*PROBLEM REQUIREMENTS:*
Rewrite the material, from its first line through the line that contains "measure-row-label: QUADRIL [33,697,143,714]", as a JSON list of strings with one string per line, leaving out blank lines.

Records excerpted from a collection
▬▬▬
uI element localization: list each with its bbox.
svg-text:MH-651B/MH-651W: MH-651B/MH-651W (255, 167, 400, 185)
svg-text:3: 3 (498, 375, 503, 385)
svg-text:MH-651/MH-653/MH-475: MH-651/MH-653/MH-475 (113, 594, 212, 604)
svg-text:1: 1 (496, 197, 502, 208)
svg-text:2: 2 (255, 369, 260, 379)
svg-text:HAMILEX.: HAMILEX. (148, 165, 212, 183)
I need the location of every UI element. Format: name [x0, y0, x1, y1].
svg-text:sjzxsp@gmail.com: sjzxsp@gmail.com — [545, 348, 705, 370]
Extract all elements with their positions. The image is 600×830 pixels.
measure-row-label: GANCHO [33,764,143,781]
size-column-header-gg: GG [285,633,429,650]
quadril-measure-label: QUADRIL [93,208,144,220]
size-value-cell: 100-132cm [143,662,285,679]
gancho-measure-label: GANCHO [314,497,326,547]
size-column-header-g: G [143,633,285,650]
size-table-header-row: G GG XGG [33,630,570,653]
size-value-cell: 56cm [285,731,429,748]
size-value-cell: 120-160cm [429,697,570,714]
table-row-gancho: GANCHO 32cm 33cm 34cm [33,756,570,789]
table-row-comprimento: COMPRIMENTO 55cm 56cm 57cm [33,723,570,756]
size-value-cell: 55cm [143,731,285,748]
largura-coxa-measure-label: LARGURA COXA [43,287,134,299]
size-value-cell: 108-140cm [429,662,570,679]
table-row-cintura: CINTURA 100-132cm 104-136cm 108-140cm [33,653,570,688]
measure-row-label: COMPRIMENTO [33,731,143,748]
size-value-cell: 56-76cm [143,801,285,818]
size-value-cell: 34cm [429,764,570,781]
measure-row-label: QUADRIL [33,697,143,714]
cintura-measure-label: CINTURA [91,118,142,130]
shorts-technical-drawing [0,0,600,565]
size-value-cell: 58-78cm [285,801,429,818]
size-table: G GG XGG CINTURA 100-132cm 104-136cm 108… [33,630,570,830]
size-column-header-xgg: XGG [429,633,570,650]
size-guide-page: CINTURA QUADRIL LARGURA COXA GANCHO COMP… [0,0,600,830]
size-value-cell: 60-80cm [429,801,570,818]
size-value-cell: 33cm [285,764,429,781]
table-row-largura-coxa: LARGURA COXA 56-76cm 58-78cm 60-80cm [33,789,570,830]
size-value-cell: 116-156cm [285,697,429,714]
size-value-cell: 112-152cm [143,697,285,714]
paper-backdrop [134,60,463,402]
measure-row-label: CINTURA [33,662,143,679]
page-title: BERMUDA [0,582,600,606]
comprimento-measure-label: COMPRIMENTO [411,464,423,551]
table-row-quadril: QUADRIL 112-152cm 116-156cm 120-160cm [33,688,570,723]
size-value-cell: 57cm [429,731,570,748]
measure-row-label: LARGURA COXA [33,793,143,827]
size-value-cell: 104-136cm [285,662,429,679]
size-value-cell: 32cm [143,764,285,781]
▬▬▬
*REPLY TO THE TASK:*
[
  "uI element localization: list each with its bbox.",
  "svg-text:MH-651B/MH-651W: MH-651B/MH-651W (255, 167, 400, 185)",
  "svg-text:3: 3 (498, 375, 503, 385)",
  "svg-text:MH-651/MH-653/MH-475: MH-651/MH-653/MH-475 (113, 594, 212, 604)",
  "svg-text:1: 1 (496, 197, 502, 208)",
  "svg-text:2: 2 (255, 369, 260, 379)",
  "svg-text:HAMILEX.: HAMILEX. (148, 165, 212, 183)",
  "I need the location of every UI element. Format: name [x0, y0, x1, y1].",
  "svg-text:sjzxsp@gmail.com: sjzxsp@gmail.com — [545, 348, 705, 370]",
  "Extract all elements with their positions. The image is 600×830 pixels.",
  "measure-row-label: GANCHO [33,764,143,781]",
  "size-column-header-gg: GG [285,633,429,650]",
  "quadril-measure-label: QUADRIL [93,208,144,220]",
  "size-value-cell: 100-132cm [143,662,285,679]",
  "gancho-measure-label: GANCHO [314,497,326,547]",
  "size-column-header-g: G [143,633,285,650]",
  "size-table-header-row: G GG XGG [33,630,570,653]",
  "size-value-cell: 56cm [285,731,429,748]",
  "size-value-cell: 120-160cm [429,697,570,714]",
  "table-row-gancho: GANCHO 32cm 33cm 34cm [33,756,570,789]",
  "table-row-comprimento: COMPRIMENTO 55cm 56cm 57cm [33,723,570,756]",
  "size-value-cell: 55cm [143,731,285,748]",
  "largura-coxa-measure-label: LARGURA COXA [43,287,134,299]",
  "size-value-cell: 108-140cm [429,662,570,679]",
  "table-row-cintura: CINTURA 100-132cm 104-136cm 108-140cm [33,653,570,688]",
  "measure-row-label: COMPRIMENTO [33,731,143,748]",
  "size-value-cell: 56-76cm [143,801,285,818]",
  "size-value-cell: 34cm [429,764,570,781]",
  "measure-row-label: QUADRIL [33,697,143,714]"
]